Items from a data source:
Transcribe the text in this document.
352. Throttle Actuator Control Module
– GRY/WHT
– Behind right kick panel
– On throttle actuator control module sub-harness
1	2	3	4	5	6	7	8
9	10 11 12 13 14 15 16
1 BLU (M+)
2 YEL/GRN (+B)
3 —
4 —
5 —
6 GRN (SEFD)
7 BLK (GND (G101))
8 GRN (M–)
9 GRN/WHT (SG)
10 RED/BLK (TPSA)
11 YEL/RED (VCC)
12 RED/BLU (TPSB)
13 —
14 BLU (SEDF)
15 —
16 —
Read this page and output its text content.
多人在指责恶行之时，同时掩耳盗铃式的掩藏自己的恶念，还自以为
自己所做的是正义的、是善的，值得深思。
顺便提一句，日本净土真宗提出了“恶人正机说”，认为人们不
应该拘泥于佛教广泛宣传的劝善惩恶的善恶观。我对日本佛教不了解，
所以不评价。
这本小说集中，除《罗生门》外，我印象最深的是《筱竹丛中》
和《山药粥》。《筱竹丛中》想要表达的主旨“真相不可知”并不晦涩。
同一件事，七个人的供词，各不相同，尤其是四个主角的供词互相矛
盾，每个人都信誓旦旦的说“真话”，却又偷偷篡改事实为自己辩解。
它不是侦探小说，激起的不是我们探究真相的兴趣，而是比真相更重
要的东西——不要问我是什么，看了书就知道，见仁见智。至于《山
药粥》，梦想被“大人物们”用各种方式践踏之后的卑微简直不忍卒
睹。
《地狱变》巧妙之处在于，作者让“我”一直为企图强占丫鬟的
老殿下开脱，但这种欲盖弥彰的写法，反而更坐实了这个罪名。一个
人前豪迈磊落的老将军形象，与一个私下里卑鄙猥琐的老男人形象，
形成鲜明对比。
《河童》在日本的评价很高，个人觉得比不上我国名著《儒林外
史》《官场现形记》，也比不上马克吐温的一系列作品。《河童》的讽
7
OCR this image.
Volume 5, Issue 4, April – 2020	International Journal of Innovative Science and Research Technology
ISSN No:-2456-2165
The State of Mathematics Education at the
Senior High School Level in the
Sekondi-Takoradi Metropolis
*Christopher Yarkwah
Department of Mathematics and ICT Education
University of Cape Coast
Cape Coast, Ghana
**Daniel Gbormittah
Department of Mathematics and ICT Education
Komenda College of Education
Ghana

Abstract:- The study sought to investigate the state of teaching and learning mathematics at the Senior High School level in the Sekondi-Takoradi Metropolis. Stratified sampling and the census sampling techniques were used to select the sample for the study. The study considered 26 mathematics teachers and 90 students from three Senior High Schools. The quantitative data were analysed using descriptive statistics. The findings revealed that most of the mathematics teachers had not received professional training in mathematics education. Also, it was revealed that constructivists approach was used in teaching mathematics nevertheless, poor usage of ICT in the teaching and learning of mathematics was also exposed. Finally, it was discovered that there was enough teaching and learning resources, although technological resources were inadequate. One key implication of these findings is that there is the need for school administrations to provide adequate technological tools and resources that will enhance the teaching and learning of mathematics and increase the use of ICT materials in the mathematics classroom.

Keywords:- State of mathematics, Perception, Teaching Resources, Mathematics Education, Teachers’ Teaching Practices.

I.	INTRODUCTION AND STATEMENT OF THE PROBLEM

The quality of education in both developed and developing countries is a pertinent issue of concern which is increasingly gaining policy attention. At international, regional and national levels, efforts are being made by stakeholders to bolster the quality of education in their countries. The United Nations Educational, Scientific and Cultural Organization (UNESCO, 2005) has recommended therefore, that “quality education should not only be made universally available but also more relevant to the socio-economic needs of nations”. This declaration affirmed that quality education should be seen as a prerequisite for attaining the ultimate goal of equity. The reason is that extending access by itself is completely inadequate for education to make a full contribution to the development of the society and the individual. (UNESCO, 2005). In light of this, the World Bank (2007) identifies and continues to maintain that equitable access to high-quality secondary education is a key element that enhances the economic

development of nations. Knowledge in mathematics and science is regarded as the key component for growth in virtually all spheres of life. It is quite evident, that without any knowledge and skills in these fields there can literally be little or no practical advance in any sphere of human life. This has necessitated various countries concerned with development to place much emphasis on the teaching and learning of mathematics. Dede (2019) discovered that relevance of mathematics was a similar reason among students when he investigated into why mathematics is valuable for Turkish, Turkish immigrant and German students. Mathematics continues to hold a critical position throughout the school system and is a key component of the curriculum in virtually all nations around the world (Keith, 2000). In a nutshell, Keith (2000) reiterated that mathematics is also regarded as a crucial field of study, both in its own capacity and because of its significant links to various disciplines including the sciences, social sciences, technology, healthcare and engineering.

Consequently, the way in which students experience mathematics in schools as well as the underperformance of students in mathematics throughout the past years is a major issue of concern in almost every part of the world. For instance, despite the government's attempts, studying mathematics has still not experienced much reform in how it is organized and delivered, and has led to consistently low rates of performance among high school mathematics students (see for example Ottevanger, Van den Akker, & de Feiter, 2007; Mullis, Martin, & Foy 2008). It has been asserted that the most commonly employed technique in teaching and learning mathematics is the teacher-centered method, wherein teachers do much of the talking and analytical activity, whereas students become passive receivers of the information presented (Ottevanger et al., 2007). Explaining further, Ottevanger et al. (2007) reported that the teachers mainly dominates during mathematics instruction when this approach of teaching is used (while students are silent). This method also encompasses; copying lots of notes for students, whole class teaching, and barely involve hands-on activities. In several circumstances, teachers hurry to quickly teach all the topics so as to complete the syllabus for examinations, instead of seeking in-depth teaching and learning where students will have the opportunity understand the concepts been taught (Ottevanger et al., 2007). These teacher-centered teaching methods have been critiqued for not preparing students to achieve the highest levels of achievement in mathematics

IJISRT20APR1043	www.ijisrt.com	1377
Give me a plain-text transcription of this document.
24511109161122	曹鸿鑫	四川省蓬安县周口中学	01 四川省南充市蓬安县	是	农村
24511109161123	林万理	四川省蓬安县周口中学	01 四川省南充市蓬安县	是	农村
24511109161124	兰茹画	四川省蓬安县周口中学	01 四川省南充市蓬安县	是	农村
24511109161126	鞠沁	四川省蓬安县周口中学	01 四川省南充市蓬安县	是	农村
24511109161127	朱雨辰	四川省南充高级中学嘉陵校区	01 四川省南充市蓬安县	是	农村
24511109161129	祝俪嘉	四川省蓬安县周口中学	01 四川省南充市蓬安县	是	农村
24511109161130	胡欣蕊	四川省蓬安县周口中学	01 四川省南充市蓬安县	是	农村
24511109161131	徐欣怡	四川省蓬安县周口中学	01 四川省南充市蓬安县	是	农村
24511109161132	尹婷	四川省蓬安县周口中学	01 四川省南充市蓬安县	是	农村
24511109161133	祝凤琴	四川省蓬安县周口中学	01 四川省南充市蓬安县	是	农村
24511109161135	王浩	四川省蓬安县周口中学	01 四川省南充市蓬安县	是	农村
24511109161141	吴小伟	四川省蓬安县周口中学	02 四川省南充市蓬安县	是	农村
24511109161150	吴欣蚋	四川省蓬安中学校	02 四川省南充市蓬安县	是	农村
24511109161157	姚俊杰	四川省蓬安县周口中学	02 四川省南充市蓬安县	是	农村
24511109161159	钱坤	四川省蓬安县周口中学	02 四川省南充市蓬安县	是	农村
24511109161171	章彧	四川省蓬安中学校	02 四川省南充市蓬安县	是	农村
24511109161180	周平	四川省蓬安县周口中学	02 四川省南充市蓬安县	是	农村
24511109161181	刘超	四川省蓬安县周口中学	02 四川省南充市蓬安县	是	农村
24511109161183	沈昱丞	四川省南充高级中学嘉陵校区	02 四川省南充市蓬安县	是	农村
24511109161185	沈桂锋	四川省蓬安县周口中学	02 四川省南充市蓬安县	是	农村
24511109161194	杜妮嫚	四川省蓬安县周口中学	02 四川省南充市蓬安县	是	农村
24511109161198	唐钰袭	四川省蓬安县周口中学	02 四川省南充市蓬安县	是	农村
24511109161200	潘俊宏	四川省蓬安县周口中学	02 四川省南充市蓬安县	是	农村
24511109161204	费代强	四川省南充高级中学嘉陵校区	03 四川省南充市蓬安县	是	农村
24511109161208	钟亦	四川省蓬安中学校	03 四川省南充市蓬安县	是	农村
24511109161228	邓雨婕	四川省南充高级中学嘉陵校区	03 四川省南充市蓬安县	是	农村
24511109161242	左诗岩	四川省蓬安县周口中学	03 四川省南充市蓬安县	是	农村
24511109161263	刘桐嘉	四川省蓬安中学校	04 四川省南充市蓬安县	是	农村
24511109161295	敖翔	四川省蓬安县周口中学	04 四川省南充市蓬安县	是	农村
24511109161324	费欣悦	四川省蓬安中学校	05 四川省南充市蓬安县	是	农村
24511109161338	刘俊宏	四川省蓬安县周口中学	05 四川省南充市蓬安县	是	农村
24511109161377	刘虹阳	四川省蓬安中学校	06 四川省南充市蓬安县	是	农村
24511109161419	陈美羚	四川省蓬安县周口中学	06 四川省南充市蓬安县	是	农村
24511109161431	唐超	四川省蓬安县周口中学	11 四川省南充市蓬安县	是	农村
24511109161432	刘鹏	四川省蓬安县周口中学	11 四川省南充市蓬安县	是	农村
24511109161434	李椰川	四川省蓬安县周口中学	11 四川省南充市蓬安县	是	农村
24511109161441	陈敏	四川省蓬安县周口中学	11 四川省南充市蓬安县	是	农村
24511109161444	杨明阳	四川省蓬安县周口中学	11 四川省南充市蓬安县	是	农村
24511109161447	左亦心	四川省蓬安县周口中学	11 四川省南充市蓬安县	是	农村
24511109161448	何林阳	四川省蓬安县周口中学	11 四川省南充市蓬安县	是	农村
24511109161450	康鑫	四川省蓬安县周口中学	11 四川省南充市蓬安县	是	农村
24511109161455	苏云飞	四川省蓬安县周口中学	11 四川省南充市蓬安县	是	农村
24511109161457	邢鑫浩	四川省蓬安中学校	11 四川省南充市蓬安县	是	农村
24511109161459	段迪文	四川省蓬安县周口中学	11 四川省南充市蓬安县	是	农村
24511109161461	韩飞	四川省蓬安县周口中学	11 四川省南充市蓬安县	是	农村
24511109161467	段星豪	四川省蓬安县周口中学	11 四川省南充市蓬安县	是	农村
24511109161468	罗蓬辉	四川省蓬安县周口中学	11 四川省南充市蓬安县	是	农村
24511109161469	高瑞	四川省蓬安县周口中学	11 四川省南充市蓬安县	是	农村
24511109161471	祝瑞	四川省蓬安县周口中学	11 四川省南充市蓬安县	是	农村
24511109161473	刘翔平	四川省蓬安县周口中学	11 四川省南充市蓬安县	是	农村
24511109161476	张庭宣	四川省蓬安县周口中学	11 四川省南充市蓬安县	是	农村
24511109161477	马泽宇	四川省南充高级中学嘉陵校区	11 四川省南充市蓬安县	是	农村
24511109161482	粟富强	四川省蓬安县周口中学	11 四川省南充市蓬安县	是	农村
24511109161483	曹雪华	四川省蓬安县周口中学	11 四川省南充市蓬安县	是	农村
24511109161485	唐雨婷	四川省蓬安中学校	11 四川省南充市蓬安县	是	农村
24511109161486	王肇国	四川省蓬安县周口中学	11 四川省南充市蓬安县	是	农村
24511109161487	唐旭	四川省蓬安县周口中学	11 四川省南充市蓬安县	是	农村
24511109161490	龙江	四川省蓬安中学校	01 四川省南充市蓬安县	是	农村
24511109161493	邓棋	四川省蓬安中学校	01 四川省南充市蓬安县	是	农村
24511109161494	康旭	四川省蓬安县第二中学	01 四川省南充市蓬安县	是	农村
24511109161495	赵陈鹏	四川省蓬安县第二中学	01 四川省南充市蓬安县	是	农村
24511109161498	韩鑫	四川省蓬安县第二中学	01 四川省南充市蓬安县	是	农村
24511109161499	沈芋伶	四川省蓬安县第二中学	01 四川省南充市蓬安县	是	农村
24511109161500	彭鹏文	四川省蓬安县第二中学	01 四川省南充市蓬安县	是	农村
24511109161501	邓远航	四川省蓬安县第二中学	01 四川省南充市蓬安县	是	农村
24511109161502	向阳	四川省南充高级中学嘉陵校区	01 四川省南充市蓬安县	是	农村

■ **JOB**
Gather every line from the entries above where the word "text" appears, and copy them.

■ **WORKED SOLUTION**
Transcribe the text in this document.
Read this page and output its text content.
Give me a plain-text transcription of this document.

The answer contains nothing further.